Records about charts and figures
┄┄┄┄┄┄┄┄┄┄

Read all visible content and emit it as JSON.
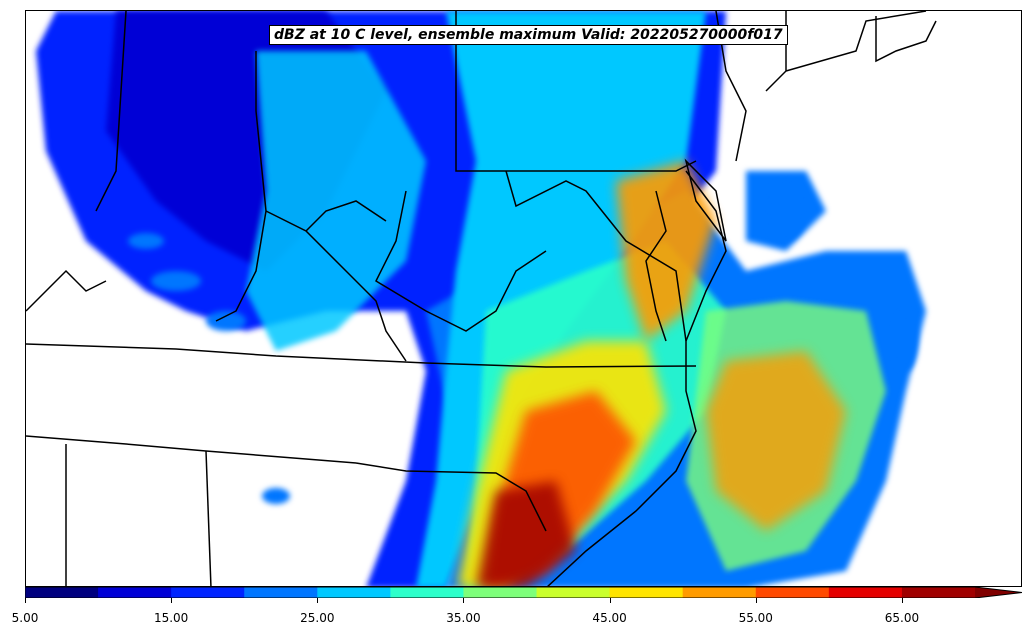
{
  "title": "dBZ at 10 C level, ensemble maximum Valid: 202205270000f017",
  "colorbar": {
    "tick_labels": [
      "5.00",
      "15.00",
      "25.00",
      "35.00",
      "45.00",
      "55.00",
      "65.00"
    ],
    "colors": [
      "#00007f",
      "#0000d6",
      "#0024ff",
      "#0076ff",
      "#00c8ff",
      "#2cffca",
      "#7dff7a",
      "#caff2c",
      "#ffe400",
      "#ff9b00",
      "#ff4a00",
      "#e50000",
      "#a00000",
      "#800000"
    ],
    "extend": "max"
  }
}
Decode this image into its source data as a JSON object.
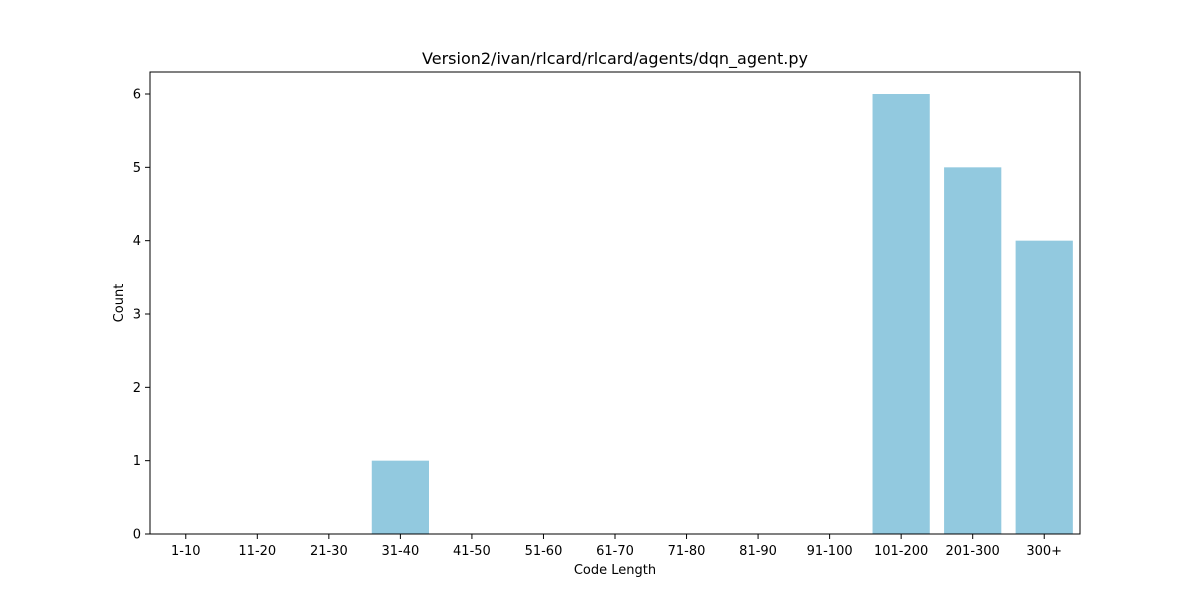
{
  "chart_data": {
    "type": "bar",
    "title": "Version2/ivan/rlcard/rlcard/agents/dqn_agent.py",
    "xlabel": "Code Length",
    "ylabel": "Count",
    "categories": [
      "1-10",
      "11-20",
      "21-30",
      "31-40",
      "41-50",
      "51-60",
      "61-70",
      "71-80",
      "81-90",
      "91-100",
      "101-200",
      "201-300",
      "300+"
    ],
    "values": [
      0,
      0,
      0,
      1,
      0,
      0,
      0,
      0,
      0,
      0,
      6,
      5,
      4
    ],
    "ylim": [
      0,
      6.3
    ],
    "yticks": [
      0,
      1,
      2,
      3,
      4,
      5,
      6
    ],
    "bar_color": "#92c9df",
    "axis_color": "#000000",
    "grid": false,
    "legend": "none"
  }
}
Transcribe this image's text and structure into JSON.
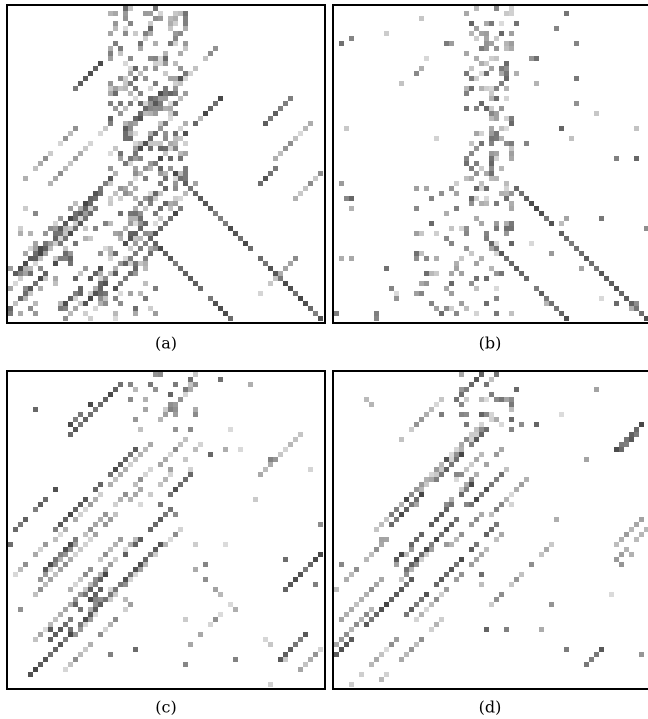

┄┄┄┄┄┄┄┄┄┄

## WHAT IS EXPECTED:
Select every line in the material above where the string "JSON" occurs, and copy it.

## EXERCISE SOLUTION:
Read all visible content and emit it as JSON.
Decode this image into its source data as a JSON object.
Transcribe this image's text and structure into JSON.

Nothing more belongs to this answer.